THE TASK:
Copy out the lines that include the word "支払いの流れ".

━━━━━━

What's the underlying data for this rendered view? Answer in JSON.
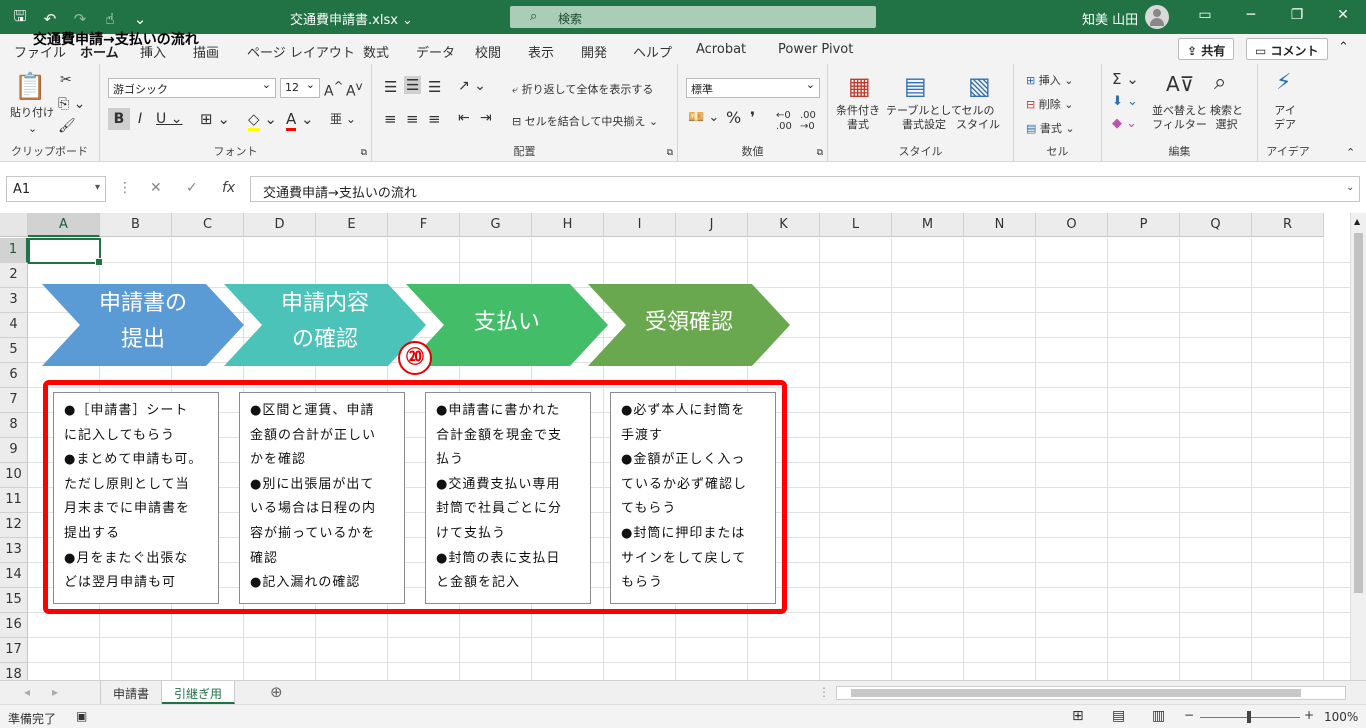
{
  "titlebar": {
    "filename": "交通費申請書.xlsx",
    "search_placeholder": "検索",
    "user": "知美 山田",
    "min_icon": "minimize-icon",
    "max_icon": "restore-icon",
    "close_icon": "close-icon"
  },
  "ribbon_tabs": [
    "ファイル",
    "ホーム",
    "挿入",
    "描画",
    "ページ レイアウト",
    "数式",
    "データ",
    "校閲",
    "表示",
    "開発",
    "ヘルプ",
    "Acrobat",
    "Power Pivot"
  ],
  "share_label": "共有",
  "comment_label": "コメント",
  "ribbon": {
    "clipboard": {
      "paste": "貼り付け",
      "label": "クリップボード"
    },
    "font": {
      "name": "游ゴシック",
      "size": "12",
      "label": "フォント"
    },
    "alignment": {
      "wrap": "折り返して全体を表示する",
      "merge": "セルを結合して中央揃え",
      "label": "配置"
    },
    "number": {
      "format": "標準",
      "label": "数値"
    },
    "styles": {
      "conditional": "条件付き\n書式",
      "table": "テーブルとして\n書式設定",
      "cell": "セルの\nスタイル",
      "label": "スタイル"
    },
    "cells": {
      "insert": "挿入",
      "delete": "削除",
      "format": "書式",
      "label": "セル"
    },
    "editing": {
      "sort": "並べ替えと\nフィルター",
      "find": "検索と\n選択",
      "label": "編集"
    },
    "ideas": {
      "btn": "アイ\nデア",
      "label": "アイデア"
    }
  },
  "formula": {
    "namebox": "A1",
    "content": "交通費申請→支払いの流れ"
  },
  "columns": [
    "A",
    "B",
    "C",
    "D",
    "E",
    "F",
    "G",
    "H",
    "I",
    "J",
    "K",
    "L",
    "M",
    "N",
    "O",
    "P",
    "Q",
    "R"
  ],
  "rows": [
    "1",
    "2",
    "3",
    "4",
    "5",
    "6",
    "7",
    "8",
    "9",
    "10",
    "11",
    "12",
    "13",
    "14",
    "15",
    "16",
    "17",
    "18"
  ],
  "cell_a1": "交通費申請→支払いの流れ",
  "flow_steps": [
    {
      "label": "申請書の\n提出",
      "color": "#5b9bd5"
    },
    {
      "label": "申請内容\nの確認",
      "color": "#4cc3b9"
    },
    {
      "label": "支払い",
      "color": "#43bd68"
    },
    {
      "label": "受領確認",
      "color": "#6aa84f"
    }
  ],
  "step_badge": "⑳",
  "cards": [
    [
      "●［申請書］シート",
      "に記入してもらう",
      "●まとめて申請も可。",
      "ただし原則として当",
      "月末までに申請書を",
      "提出する",
      "●月をまたぐ出張な",
      "どは翌月申請も可"
    ],
    [
      "●区間と運賃、申請",
      "金額の合計が正しい",
      "かを確認",
      "●別に出張届が出て",
      "いる場合は日程の内",
      "容が揃っているかを",
      "確認",
      "●記入漏れの確認"
    ],
    [
      "●申請書に書かれた",
      "合計金額を現金で支",
      "払う",
      "●交通費支払い専用",
      "封筒で社員ごとに分",
      "けて支払う",
      "●封筒の表に支払日",
      "と金額を記入"
    ],
    [
      "●必ず本人に封筒を",
      "手渡す",
      "●金額が正しく入っ",
      "ているか必ず確認し",
      "てもらう",
      "●封筒に押印または",
      "サインをして戻して",
      "もらう"
    ]
  ],
  "sheets": [
    "申請書",
    "引継ぎ用"
  ],
  "status": {
    "ready": "準備完了",
    "zoom": "100%"
  }
}
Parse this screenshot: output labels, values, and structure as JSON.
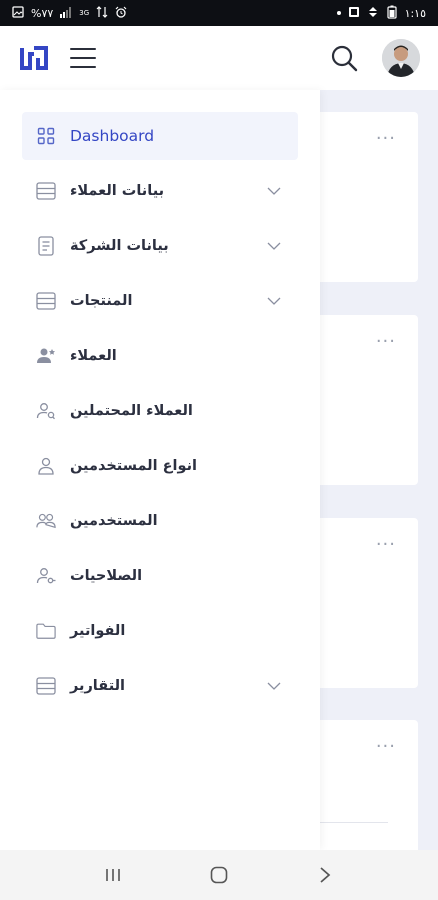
{
  "status_bar": {
    "battery": "%٧٧",
    "network": "3G",
    "time": "١:١٥"
  },
  "header": {
    "logo": "brand-logo",
    "menu_icon": "hamburger-icon",
    "search_icon": "search-icon",
    "avatar": "user-avatar"
  },
  "menu": {
    "items": [
      {
        "label": "Dashboard",
        "icon": "dashboard-grid-icon",
        "expandable": false,
        "active": true
      },
      {
        "label": "بيانات العملاء",
        "icon": "server-icon",
        "expandable": true,
        "active": false
      },
      {
        "label": "بيانات الشركة",
        "icon": "document-icon",
        "expandable": true,
        "active": false
      },
      {
        "label": "المنتجات",
        "icon": "server-icon",
        "expandable": true,
        "active": false
      },
      {
        "label": "العملاء",
        "icon": "user-star-icon",
        "expandable": false,
        "active": false
      },
      {
        "label": "العملاء المحتملين",
        "icon": "user-search-icon",
        "expandable": false,
        "active": false
      },
      {
        "label": "انواع المستخدمين",
        "icon": "user-icon",
        "expandable": false,
        "active": false
      },
      {
        "label": "المستخدمين",
        "icon": "users-icon",
        "expandable": false,
        "active": false
      },
      {
        "label": "الصلاحيات",
        "icon": "user-key-icon",
        "expandable": false,
        "active": false
      },
      {
        "label": "الفواتير",
        "icon": "folder-icon",
        "expandable": false,
        "active": false
      },
      {
        "label": "التقارير",
        "icon": "server-icon",
        "expandable": true,
        "active": false
      }
    ]
  },
  "colors": {
    "accent": "#3446c4",
    "drawer_bg": "#ffffff",
    "page_bg": "#eef0f8",
    "active_bg": "#f2f4fc"
  }
}
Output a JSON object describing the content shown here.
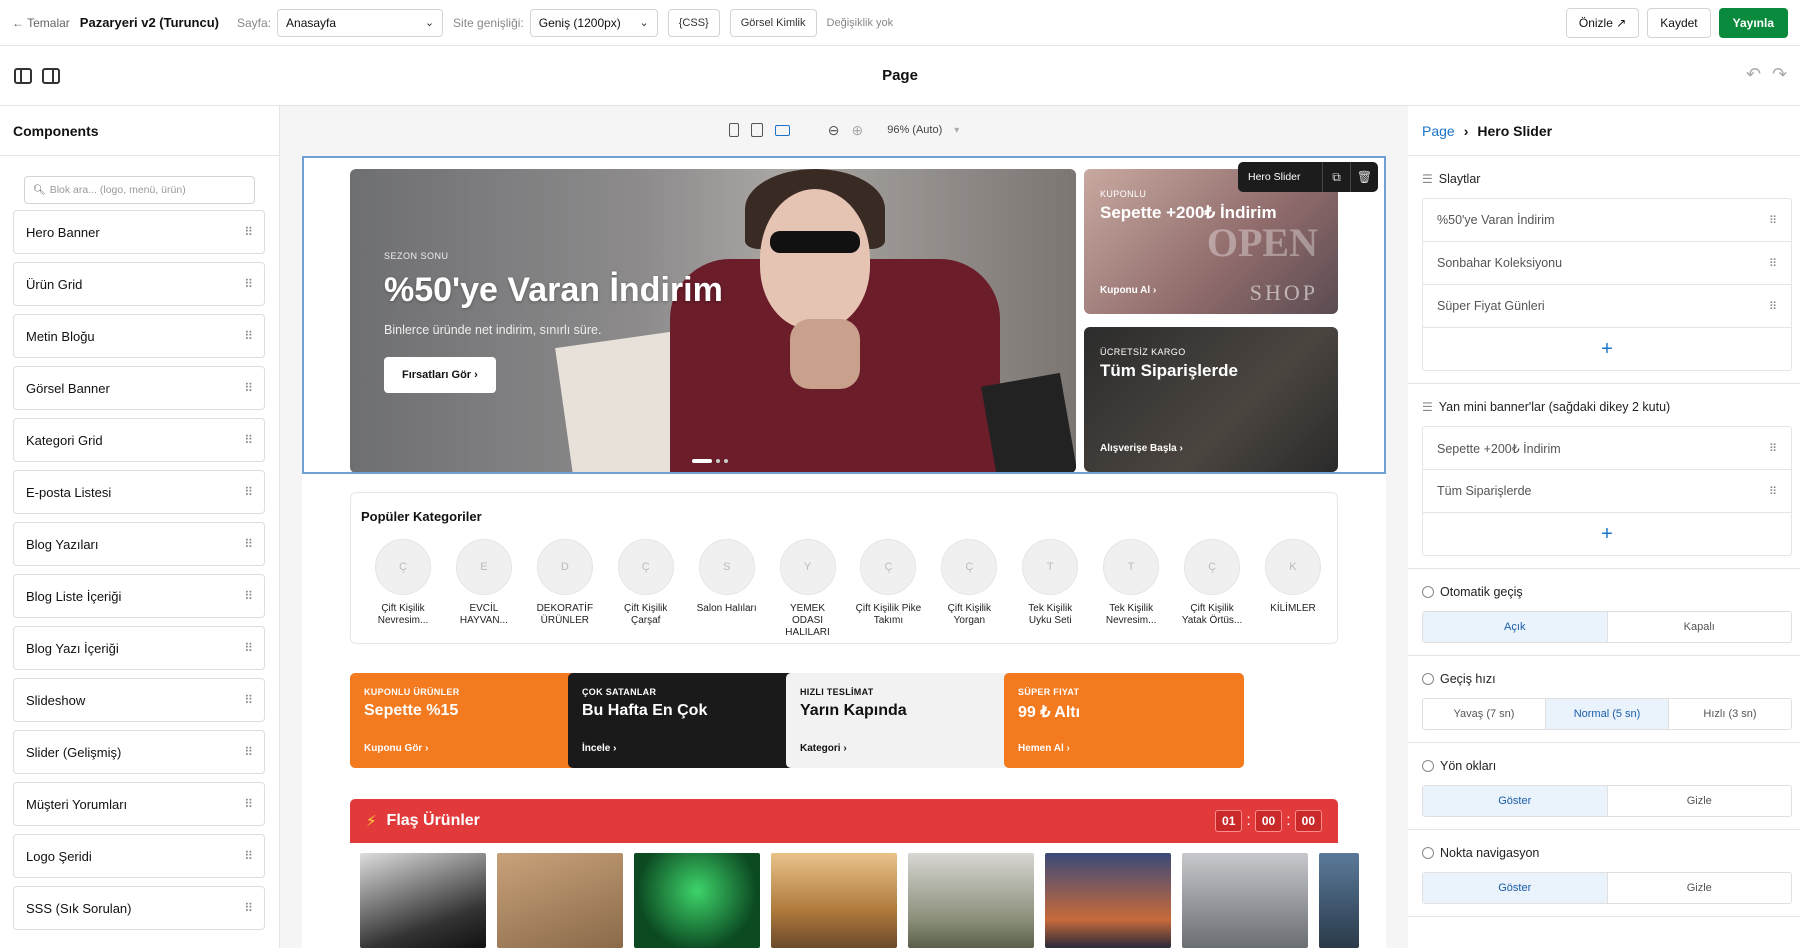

━━━━━━

THE RESPONSE:
    "content": "交通費申請→支払いの流れ"
  "cell_a1": "交通費申請→支払いの流れ",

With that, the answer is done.